Page element annotations:

※ ※ ※

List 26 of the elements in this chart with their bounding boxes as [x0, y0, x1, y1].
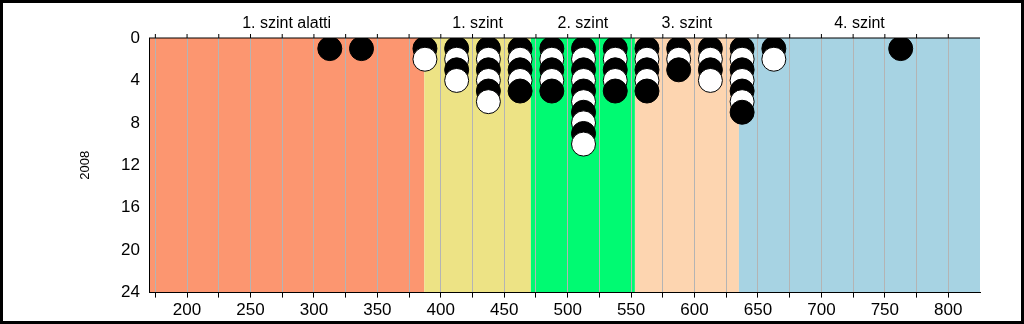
y-tick-label: 12: [121, 154, 140, 174]
x-tick-label: 300: [299, 300, 329, 320]
y-axis-title: 2008: [77, 150, 93, 180]
x-tick-label: 700: [807, 300, 836, 320]
x-tick-label: 750: [870, 300, 900, 320]
x-tick-label: 650: [743, 300, 773, 320]
y-tick-label: 4: [130, 70, 140, 90]
x-tick-label: 500: [553, 300, 582, 320]
band-label: 1. szint alatti: [242, 14, 332, 32]
y-tick-label: 20: [121, 239, 140, 259]
x-tick-label: 400: [426, 300, 455, 320]
band-label: 1. szint: [452, 14, 504, 32]
x-tick-label: 550: [616, 300, 646, 320]
y-tick-label: 24: [121, 282, 140, 302]
band-label: 4. szint: [834, 14, 886, 32]
band-label: 2. szint: [557, 14, 609, 32]
y-tick-label: 8: [130, 112, 140, 132]
y-tick-label: 16: [121, 197, 140, 217]
x-tick-label: 450: [490, 300, 519, 320]
band-label: 3. szint: [661, 14, 713, 32]
y-tick-label: 0: [130, 27, 140, 47]
x-tick-label: 800: [934, 300, 963, 320]
x-tick-label: 200: [172, 300, 202, 320]
x-tick-label: 600: [680, 300, 709, 320]
x-tick-label: 250: [236, 300, 265, 320]
x-tick-label: 350: [363, 300, 392, 320]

※ ※ ※

Task description: From the records above, select and copy every line that contains the string "szint". The match is case-sensitive.

Expected answer:
band-label: 1. szint alatti: [242, 14, 332, 32]
band-label: 1. szint: [452, 14, 504, 32]
band-label: 4. szint: [834, 14, 886, 32]
band-label: 2. szint: [557, 14, 609, 32]
band-label: 3. szint: [661, 14, 713, 32]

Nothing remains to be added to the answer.